Figure record extracts:
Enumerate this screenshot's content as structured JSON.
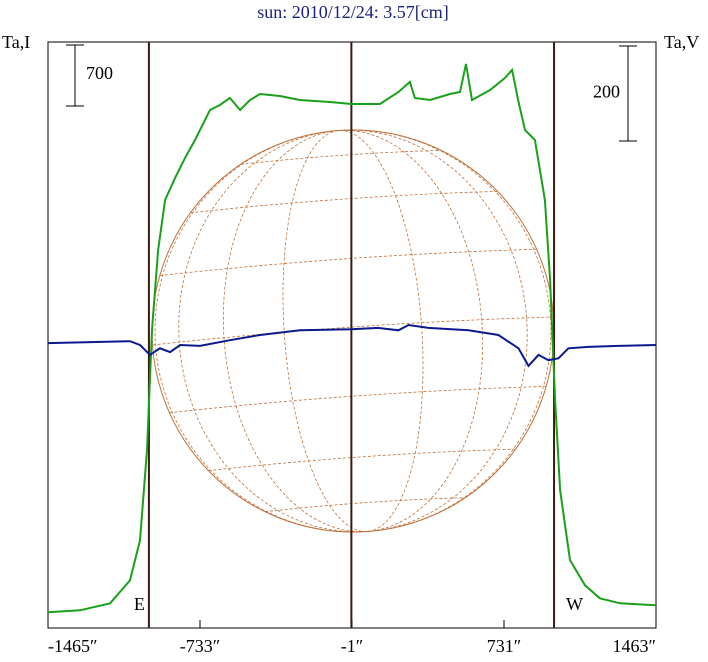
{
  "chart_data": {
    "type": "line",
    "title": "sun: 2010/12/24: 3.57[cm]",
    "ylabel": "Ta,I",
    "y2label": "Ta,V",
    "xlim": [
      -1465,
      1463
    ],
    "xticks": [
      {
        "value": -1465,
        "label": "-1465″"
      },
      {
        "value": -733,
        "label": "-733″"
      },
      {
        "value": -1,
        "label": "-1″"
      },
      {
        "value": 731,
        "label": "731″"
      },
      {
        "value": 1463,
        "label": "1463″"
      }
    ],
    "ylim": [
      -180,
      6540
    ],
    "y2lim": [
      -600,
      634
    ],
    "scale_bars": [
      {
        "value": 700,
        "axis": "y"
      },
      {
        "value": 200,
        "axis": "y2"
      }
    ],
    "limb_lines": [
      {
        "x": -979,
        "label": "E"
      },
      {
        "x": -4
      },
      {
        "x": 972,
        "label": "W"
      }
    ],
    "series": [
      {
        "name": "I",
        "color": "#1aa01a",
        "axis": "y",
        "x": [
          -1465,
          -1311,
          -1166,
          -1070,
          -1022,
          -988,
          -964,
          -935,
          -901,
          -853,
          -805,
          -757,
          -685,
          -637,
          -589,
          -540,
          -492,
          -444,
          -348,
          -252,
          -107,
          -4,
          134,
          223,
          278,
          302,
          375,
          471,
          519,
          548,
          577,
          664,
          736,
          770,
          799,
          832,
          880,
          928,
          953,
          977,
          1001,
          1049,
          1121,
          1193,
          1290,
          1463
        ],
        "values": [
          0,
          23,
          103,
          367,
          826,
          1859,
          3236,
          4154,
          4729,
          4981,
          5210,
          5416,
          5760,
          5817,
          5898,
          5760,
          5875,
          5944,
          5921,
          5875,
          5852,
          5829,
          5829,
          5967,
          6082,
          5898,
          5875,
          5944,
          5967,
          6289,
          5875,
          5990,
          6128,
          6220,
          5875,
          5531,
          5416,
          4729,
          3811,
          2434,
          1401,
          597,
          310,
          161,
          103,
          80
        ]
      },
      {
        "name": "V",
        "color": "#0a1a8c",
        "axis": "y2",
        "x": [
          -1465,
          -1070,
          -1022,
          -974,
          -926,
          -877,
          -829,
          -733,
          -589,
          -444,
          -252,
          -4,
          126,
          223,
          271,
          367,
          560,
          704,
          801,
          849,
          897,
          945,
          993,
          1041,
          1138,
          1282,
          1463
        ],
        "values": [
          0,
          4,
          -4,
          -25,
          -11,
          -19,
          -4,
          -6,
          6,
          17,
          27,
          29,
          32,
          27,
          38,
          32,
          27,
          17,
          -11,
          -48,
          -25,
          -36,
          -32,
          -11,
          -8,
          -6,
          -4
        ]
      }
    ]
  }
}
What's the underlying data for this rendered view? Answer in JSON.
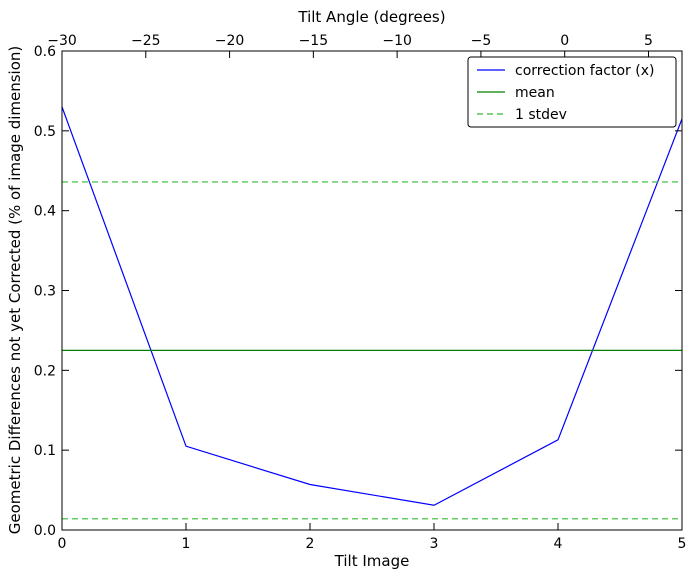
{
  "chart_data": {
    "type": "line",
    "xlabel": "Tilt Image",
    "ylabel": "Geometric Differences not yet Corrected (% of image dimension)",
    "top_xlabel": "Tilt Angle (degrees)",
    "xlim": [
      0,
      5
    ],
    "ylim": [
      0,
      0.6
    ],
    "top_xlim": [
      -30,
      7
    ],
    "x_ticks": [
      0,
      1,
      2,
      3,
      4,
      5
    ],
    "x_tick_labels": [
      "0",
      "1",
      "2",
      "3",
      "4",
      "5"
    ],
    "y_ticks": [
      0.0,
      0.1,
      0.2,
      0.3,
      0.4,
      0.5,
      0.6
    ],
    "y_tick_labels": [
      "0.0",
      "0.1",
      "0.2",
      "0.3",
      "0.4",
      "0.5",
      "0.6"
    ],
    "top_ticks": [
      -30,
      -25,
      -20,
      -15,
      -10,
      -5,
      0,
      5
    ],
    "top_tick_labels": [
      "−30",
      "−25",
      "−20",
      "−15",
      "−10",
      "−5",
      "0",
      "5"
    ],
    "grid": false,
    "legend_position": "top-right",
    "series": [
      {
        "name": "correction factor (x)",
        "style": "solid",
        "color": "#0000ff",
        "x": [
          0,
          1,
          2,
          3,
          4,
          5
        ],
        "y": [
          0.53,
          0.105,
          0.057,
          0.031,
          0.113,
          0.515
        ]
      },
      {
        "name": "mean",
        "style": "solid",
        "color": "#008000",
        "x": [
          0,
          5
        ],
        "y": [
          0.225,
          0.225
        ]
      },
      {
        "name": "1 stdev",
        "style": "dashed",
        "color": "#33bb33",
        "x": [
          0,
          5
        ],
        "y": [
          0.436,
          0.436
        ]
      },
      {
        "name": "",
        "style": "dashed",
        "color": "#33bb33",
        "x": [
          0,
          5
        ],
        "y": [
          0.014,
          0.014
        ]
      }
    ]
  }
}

STATED GOAL.
Transcribe every line in the entries above, taking out only the images.

SOLVED EXERCISE.
Enumerate this screenshot's content as structured JSON.
{
  "chart_data": {
    "type": "line",
    "title": "sun: 2010/12/24: 3.57[cm]",
    "ylabel": "Ta,I",
    "y2label": "Ta,V",
    "xlim": [
      -1465,
      1463
    ],
    "xticks": [
      {
        "value": -1465,
        "label": "-1465″"
      },
      {
        "value": -733,
        "label": "-733″"
      },
      {
        "value": -1,
        "label": "-1″"
      },
      {
        "value": 731,
        "label": "731″"
      },
      {
        "value": 1463,
        "label": "1463″"
      }
    ],
    "ylim": [
      -180,
      6540
    ],
    "y2lim": [
      -600,
      634
    ],
    "scale_bars": [
      {
        "value": 700,
        "axis": "y"
      },
      {
        "value": 200,
        "axis": "y2"
      }
    ],
    "limb_lines": [
      {
        "x": -979,
        "label": "E"
      },
      {
        "x": -4
      },
      {
        "x": 972,
        "label": "W"
      }
    ],
    "series": [
      {
        "name": "I",
        "color": "#1aa01a",
        "axis": "y",
        "x": [
          -1465,
          -1311,
          -1166,
          -1070,
          -1022,
          -988,
          -964,
          -935,
          -901,
          -853,
          -805,
          -757,
          -685,
          -637,
          -589,
          -540,
          -492,
          -444,
          -348,
          -252,
          -107,
          -4,
          134,
          223,
          278,
          302,
          375,
          471,
          519,
          548,
          577,
          664,
          736,
          770,
          799,
          832,
          880,
          928,
          953,
          977,
          1001,
          1049,
          1121,
          1193,
          1290,
          1463
        ],
        "values": [
          0,
          23,
          103,
          367,
          826,
          1859,
          3236,
          4154,
          4729,
          4981,
          5210,
          5416,
          5760,
          5817,
          5898,
          5760,
          5875,
          5944,
          5921,
          5875,
          5852,
          5829,
          5829,
          5967,
          6082,
          5898,
          5875,
          5944,
          5967,
          6289,
          5875,
          5990,
          6128,
          6220,
          5875,
          5531,
          5416,
          4729,
          3811,
          2434,
          1401,
          597,
          310,
          161,
          103,
          80
        ]
      },
      {
        "name": "V",
        "color": "#0a1a8c",
        "axis": "y2",
        "x": [
          -1465,
          -1070,
          -1022,
          -974,
          -926,
          -877,
          -829,
          -733,
          -589,
          -444,
          -252,
          -4,
          126,
          223,
          271,
          367,
          560,
          704,
          801,
          849,
          897,
          945,
          993,
          1041,
          1138,
          1282,
          1463
        ],
        "values": [
          0,
          4,
          -4,
          -25,
          -11,
          -19,
          -4,
          -6,
          6,
          17,
          27,
          29,
          32,
          27,
          38,
          32,
          27,
          17,
          -11,
          -48,
          -25,
          -36,
          -32,
          -11,
          -8,
          -6,
          -4
        ]
      }
    ]
  }
}
What's the underlying data for this rendered view? Answer in JSON.
{
  "chart_data": {
    "type": "line",
    "xlabel": "Tilt Image",
    "ylabel": "Geometric Differences not yet Corrected (% of image dimension)",
    "top_xlabel": "Tilt Angle (degrees)",
    "xlim": [
      0,
      5
    ],
    "ylim": [
      0,
      0.6
    ],
    "top_xlim": [
      -30,
      7
    ],
    "x_ticks": [
      0,
      1,
      2,
      3,
      4,
      5
    ],
    "x_tick_labels": [
      "0",
      "1",
      "2",
      "3",
      "4",
      "5"
    ],
    "y_ticks": [
      0.0,
      0.1,
      0.2,
      0.3,
      0.4,
      0.5,
      0.6
    ],
    "y_tick_labels": [
      "0.0",
      "0.1",
      "0.2",
      "0.3",
      "0.4",
      "0.5",
      "0.6"
    ],
    "top_ticks": [
      -30,
      -25,
      -20,
      -15,
      -10,
      -5,
      0,
      5
    ],
    "top_tick_labels": [
      "−30",
      "−25",
      "−20",
      "−15",
      "−10",
      "−5",
      "0",
      "5"
    ],
    "grid": false,
    "legend_position": "top-right",
    "series": [
      {
        "name": "correction factor (x)",
        "style": "solid",
        "color": "#0000ff",
        "x": [
          0,
          1,
          2,
          3,
          4,
          5
        ],
        "y": [
          0.53,
          0.105,
          0.057,
          0.031,
          0.113,
          0.515
        ]
      },
      {
        "name": "mean",
        "style": "solid",
        "color": "#008000",
        "x": [
          0,
          5
        ],
        "y": [
          0.225,
          0.225
        ]
      },
      {
        "name": "1 stdev",
        "style": "dashed",
        "color": "#33bb33",
        "x": [
          0,
          5
        ],
        "y": [
          0.436,
          0.436
        ]
      },
      {
        "name": "",
        "style": "dashed",
        "color": "#33bb33",
        "x": [
          0,
          5
        ],
        "y": [
          0.014,
          0.014
        ]
      }
    ]
  }
}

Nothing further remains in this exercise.